• **PROBLEM DESCRIPTION**
Reproduce the stretch of records from the line that contains "barcode-bar [264, 1602, 267, 1654]" through the line that contains "information-heading: Information [82, 1350, 198, 1373]", and nothing else.

• **EXERCISE DATA**
───

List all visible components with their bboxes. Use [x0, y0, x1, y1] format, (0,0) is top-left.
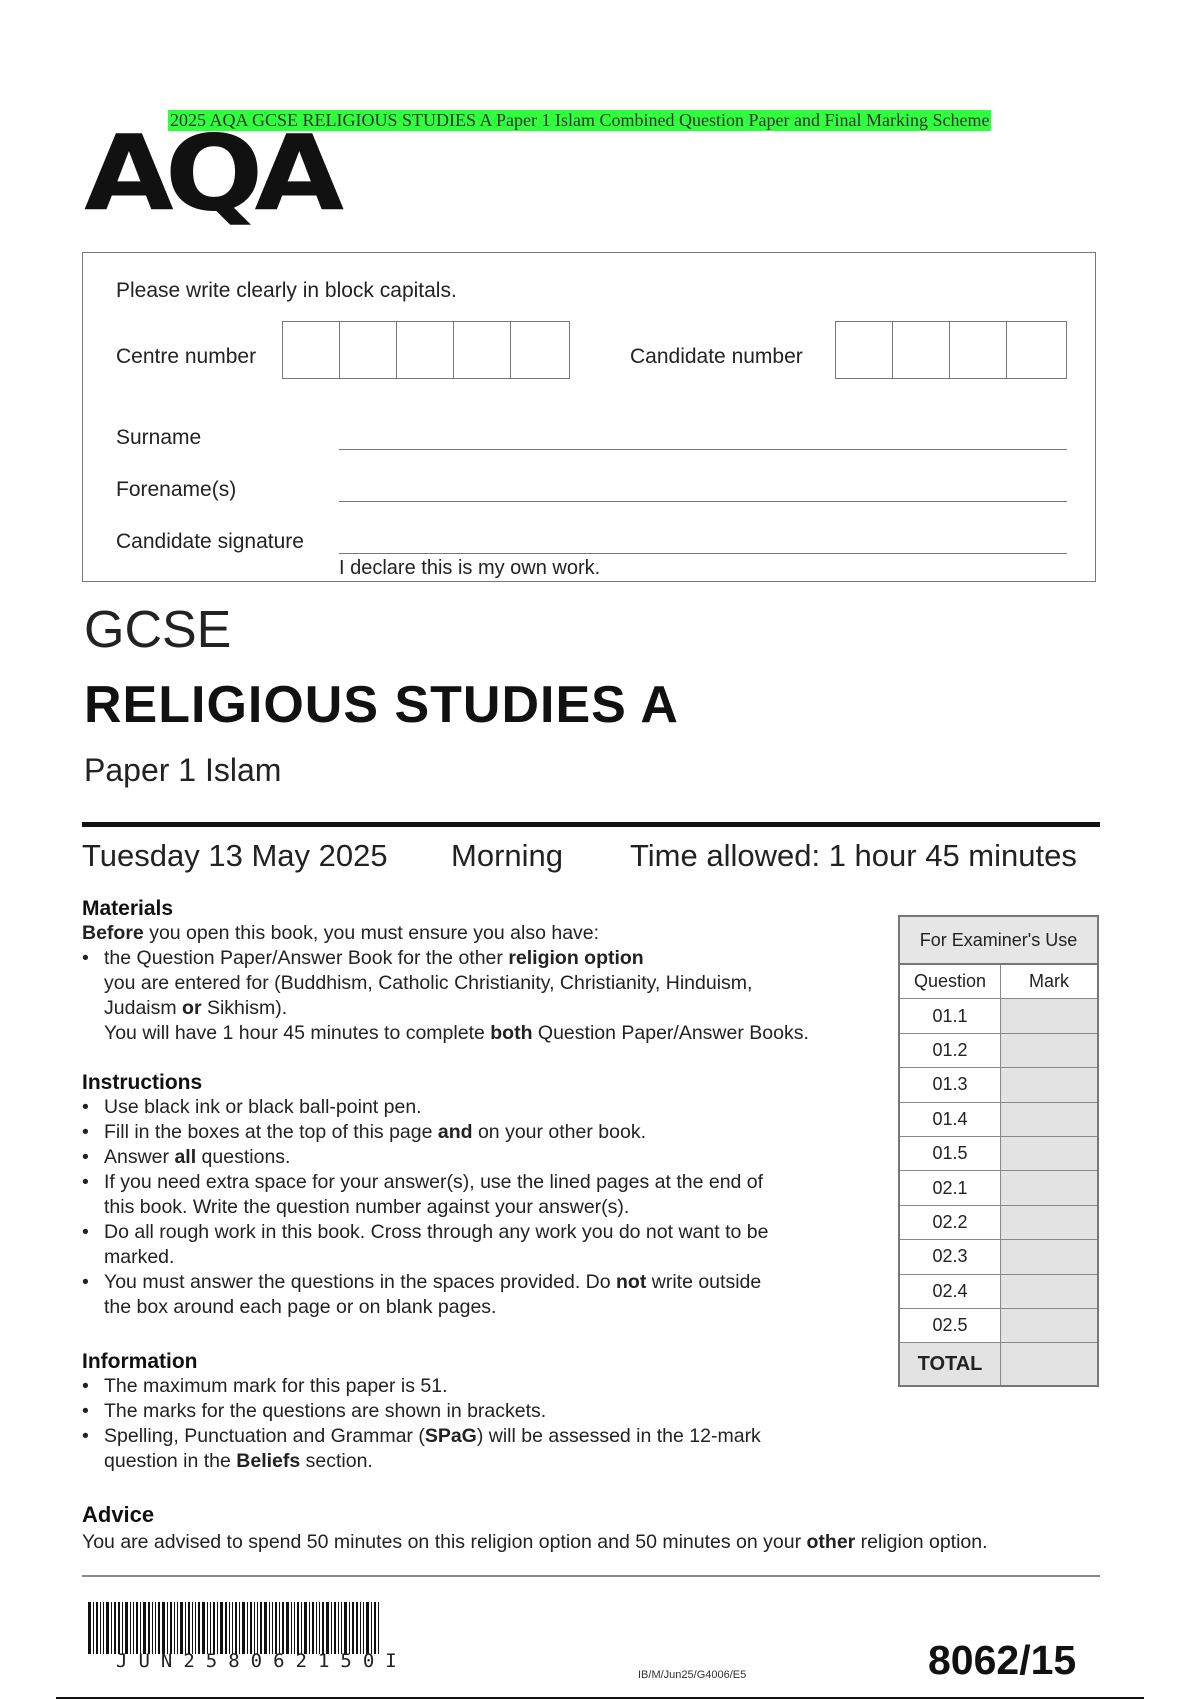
barcode-bar [264, 1602, 267, 1654]
subject-title: RELIGIOUS STUDIES A [84, 676, 679, 734]
examiner-table-title: For Examiner's Use [900, 917, 1097, 965]
barcode-bar [133, 1602, 134, 1654]
barcode-bar [363, 1602, 364, 1654]
question-number: 02.5 [900, 1309, 1001, 1342]
barcode-bar [122, 1602, 123, 1654]
barcode-bar [338, 1602, 339, 1654]
question-number: 01.1 [900, 999, 1001, 1032]
barcode-bar [286, 1602, 289, 1654]
centre-number-boxes[interactable] [282, 321, 570, 379]
page-bottom-rule [56, 1697, 1144, 1699]
information-heading: Information [82, 1350, 198, 1373]
question-number: 02.3 [900, 1240, 1001, 1273]
mark-cell [1001, 1068, 1097, 1101]
signature-field[interactable] [339, 553, 1067, 554]
barcode-bar [158, 1602, 160, 1654]
barcode-bar [366, 1602, 369, 1654]
barcode-bar [356, 1602, 358, 1654]
question-number: 01.4 [900, 1103, 1001, 1136]
barcode-bar [254, 1602, 255, 1654]
block-capitals-instruction: Please write clearly in block capitals. [116, 279, 457, 302]
barcode-bar [319, 1602, 320, 1654]
barcode-bar [130, 1602, 131, 1654]
barcode-bar [371, 1602, 372, 1654]
barcode-bar [185, 1602, 186, 1654]
examiner-table-row [900, 1309, 1097, 1343]
candidate-number-label: Candidate number [630, 345, 803, 368]
document-reference: IB/M/Jun25/G4006/E5 [638, 1669, 747, 1681]
centre-number-label: Centre number [116, 345, 257, 368]
barcode-bar [322, 1602, 324, 1654]
barcode-bar [282, 1602, 284, 1654]
barcode-bar [167, 1602, 168, 1654]
surname-field[interactable] [339, 449, 1067, 450]
barcode-bar [140, 1602, 141, 1654]
barcode-bar [247, 1602, 248, 1654]
barcode-bar [114, 1602, 116, 1654]
instructions-heading: Instructions [82, 1071, 203, 1094]
materials-heading: Materials [82, 897, 174, 920]
barcode-bar [326, 1602, 329, 1654]
barcode-bar [174, 1602, 175, 1654]
examiner-table-header [900, 965, 1097, 999]
barcode-bar [275, 1602, 277, 1654]
mark-cell [1001, 1275, 1097, 1308]
barcode-bar [229, 1602, 230, 1654]
barcode-bar [334, 1602, 336, 1654]
forename-label: Forename(s) [116, 478, 237, 501]
examiner-table-row [900, 1068, 1097, 1102]
barcode-bar [220, 1602, 223, 1654]
exam-date: Tuesday 13 May 2025 [82, 838, 388, 873]
barcode-bar [93, 1602, 94, 1654]
materials-section [82, 897, 882, 1046]
barcode-bar [239, 1602, 240, 1654]
advice-heading: Advice [82, 1502, 155, 1527]
examiner-table-row [900, 1137, 1097, 1171]
exam-session: Morning [451, 838, 563, 873]
question-number: 01.2 [900, 1034, 1001, 1067]
barcode-bar [195, 1602, 196, 1654]
question-number: 02.2 [900, 1206, 1001, 1239]
information-item: • Spelling, Punctuation and Grammar (SPaG) will be assessed in the 12-mark question in the Beliefs section. [82, 1424, 882, 1474]
total-mark-cell [1001, 1343, 1097, 1385]
question-column-header: Question [900, 965, 1001, 998]
barcode-bar [291, 1602, 292, 1654]
barcode-bar [312, 1602, 314, 1654]
paper-title: Paper 1 Islam [84, 752, 282, 788]
barcode-bar [125, 1602, 128, 1654]
signature-label: Candidate signature [116, 530, 304, 553]
barcode-bar [100, 1602, 101, 1654]
barcode-bar [162, 1602, 165, 1654]
barcode-bar [352, 1602, 354, 1654]
barcode-bar [136, 1602, 138, 1654]
barcode-bar [155, 1602, 156, 1654]
instruction-item: • If you need extra space for your answer(s), use the lined pages at the end of this book. Write the question number against your answer(s). [82, 1170, 882, 1220]
barcode-bar [232, 1602, 233, 1654]
materials-item: • the Question Paper/Answer Book for the other religion option you are entered for (Buddhism, Catholic Christianity, Christianity, Hinduism, Judaism or Sikhism). [82, 946, 882, 1021]
barcode-bar [118, 1602, 120, 1654]
barcode-bar [279, 1602, 280, 1654]
barcode-bar [349, 1602, 350, 1654]
barcode-bar [374, 1602, 376, 1654]
qualification-level: GCSE [84, 601, 232, 659]
instruction-item: • Answer all questions. [82, 1145, 882, 1170]
barcode-bar [235, 1602, 237, 1654]
barcode-bar [301, 1602, 302, 1654]
barcode-bar [106, 1602, 109, 1654]
barcode-bar [257, 1602, 258, 1654]
mark-cell [1001, 1034, 1097, 1067]
mark-cell [1001, 1171, 1097, 1204]
barcode-bar [309, 1602, 310, 1654]
barcode-bar [198, 1602, 200, 1654]
materials-intro: Before you open this book, you must ensure you also have: [82, 922, 600, 944]
mark-cell [1001, 1309, 1097, 1342]
barcode-bar [378, 1602, 379, 1654]
candidate-number-boxes[interactable] [835, 321, 1067, 379]
barcode-bar [111, 1602, 112, 1654]
title-divider [82, 822, 1100, 827]
advice-divider [82, 1575, 1100, 1577]
instruction-item: • You must answer the questions in the spaces provided. Do not write outside the box around each page or on blank pages. [82, 1270, 882, 1320]
instruction-item: • Fill in the boxes at the top of this page and on your other book. [82, 1120, 882, 1145]
barcode-bar [250, 1602, 252, 1654]
barcode-bar [152, 1602, 153, 1654]
examiner-table-row [900, 1275, 1097, 1309]
examiner-table-row [900, 1171, 1097, 1205]
paper-code: 8062/15 [928, 1637, 1077, 1683]
examiner-table-row [900, 1206, 1097, 1240]
mark-cell [1001, 1103, 1097, 1136]
mark-column-header: Mark [1001, 965, 1097, 998]
barcode-number: JUN258062150I [116, 1650, 408, 1672]
surname-label: Surname [116, 426, 202, 449]
barcode-bar [210, 1602, 211, 1654]
barcode-bar [213, 1602, 215, 1654]
barcode-bar [225, 1602, 227, 1654]
barcode-bar [260, 1602, 262, 1654]
candidate-details-box [82, 252, 1096, 582]
advice-section [82, 1502, 1102, 1555]
mark-cell [1001, 1137, 1097, 1170]
instruction-item: • Do all rough work in this book. Cross through any work you do not want to be marked. [82, 1220, 882, 1270]
barcode-bar [217, 1602, 218, 1654]
materials-time: You will have 1 hour 45 minutes to complete both Question Paper/Answer Books. [104, 1022, 809, 1044]
barcode-bar [272, 1602, 273, 1654]
instructions-section [82, 1071, 882, 1320]
barcode-bar [207, 1602, 208, 1654]
barcode-bar [177, 1602, 178, 1654]
examiner-use-table [898, 915, 1099, 1387]
question-number: 01.3 [900, 1068, 1001, 1101]
barcode-bar [103, 1602, 104, 1654]
barcode-bar [96, 1602, 98, 1654]
barcode-bar [344, 1602, 347, 1654]
barcode-bar [148, 1602, 150, 1654]
barcode-bar [143, 1602, 146, 1654]
barcode-bar [180, 1602, 183, 1654]
total-label: TOTAL [900, 1343, 1001, 1385]
barcode-bar [294, 1602, 295, 1654]
examiner-table-row [900, 999, 1097, 1033]
barcode-bar [88, 1602, 91, 1654]
mark-cell [1001, 1240, 1097, 1273]
mark-cell [1001, 1206, 1097, 1239]
advice-text: You are advised to spend 50 minutes on this religion option and 50 minutes on your other religion option. [82, 1531, 988, 1553]
barcode-bar [341, 1602, 342, 1654]
information-item: • The marks for the questions are shown in brackets. [82, 1399, 882, 1424]
barcode-bar [269, 1602, 270, 1654]
barcode-bar [188, 1602, 190, 1654]
examiner-table-row [900, 1240, 1097, 1274]
barcode-bar [360, 1602, 361, 1654]
instruction-item: • Use black ink or black ball-point pen. [82, 1095, 882, 1120]
barcode [88, 1602, 496, 1654]
barcode-bar [242, 1602, 245, 1654]
barcode-bar [170, 1602, 172, 1654]
question-number: 02.1 [900, 1171, 1001, 1204]
examiner-table-row [900, 1034, 1097, 1068]
total-row [900, 1343, 1097, 1385]
barcode-bar [316, 1602, 317, 1654]
examiner-table-row [900, 1103, 1097, 1137]
aqa-logo: AQA [84, 113, 336, 235]
document-banner: 2025 AQA GCSE RELIGIOUS STUDIES A Paper 1 Islam Combined Question Paper and Final Marking Scheme [170, 110, 990, 130]
barcode-bar [297, 1602, 299, 1654]
barcode-bar [331, 1602, 332, 1654]
barcode-bar [202, 1602, 205, 1654]
forename-field[interactable] [339, 501, 1067, 502]
question-number: 01.5 [900, 1137, 1001, 1170]
information-item: • The maximum mark for this paper is 51. [82, 1374, 882, 1399]
barcode-bar [304, 1602, 307, 1654]
declaration-text: I declare this is my own work. [339, 557, 601, 579]
question-number: 02.4 [900, 1275, 1001, 1308]
barcode-bar [192, 1602, 193, 1654]
time-allowed: Time allowed: 1 hour 45 minutes [630, 838, 1077, 873]
information-section [82, 1350, 882, 1474]
mark-cell [1001, 999, 1097, 1032]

───

• **TASK OUTPUT**
barcode-bar [264, 1602, 267, 1654]
subject-title: RELIGIOUS STUDIES A [84, 676, 679, 734]
examiner-table-title: For Examiner's Use [900, 917, 1097, 965]
barcode-bar [133, 1602, 134, 1654]
barcode-bar [363, 1602, 364, 1654]
question-number: 02.5 [900, 1309, 1001, 1342]
barcode-bar [122, 1602, 123, 1654]
barcode-bar [338, 1602, 339, 1654]
question-number: 01.1 [900, 999, 1001, 1032]
barcode-bar [286, 1602, 289, 1654]
centre-number-boxes[interactable] [282, 321, 570, 379]
page-bottom-rule [56, 1697, 1144, 1699]
information-heading: Information [82, 1350, 198, 1373]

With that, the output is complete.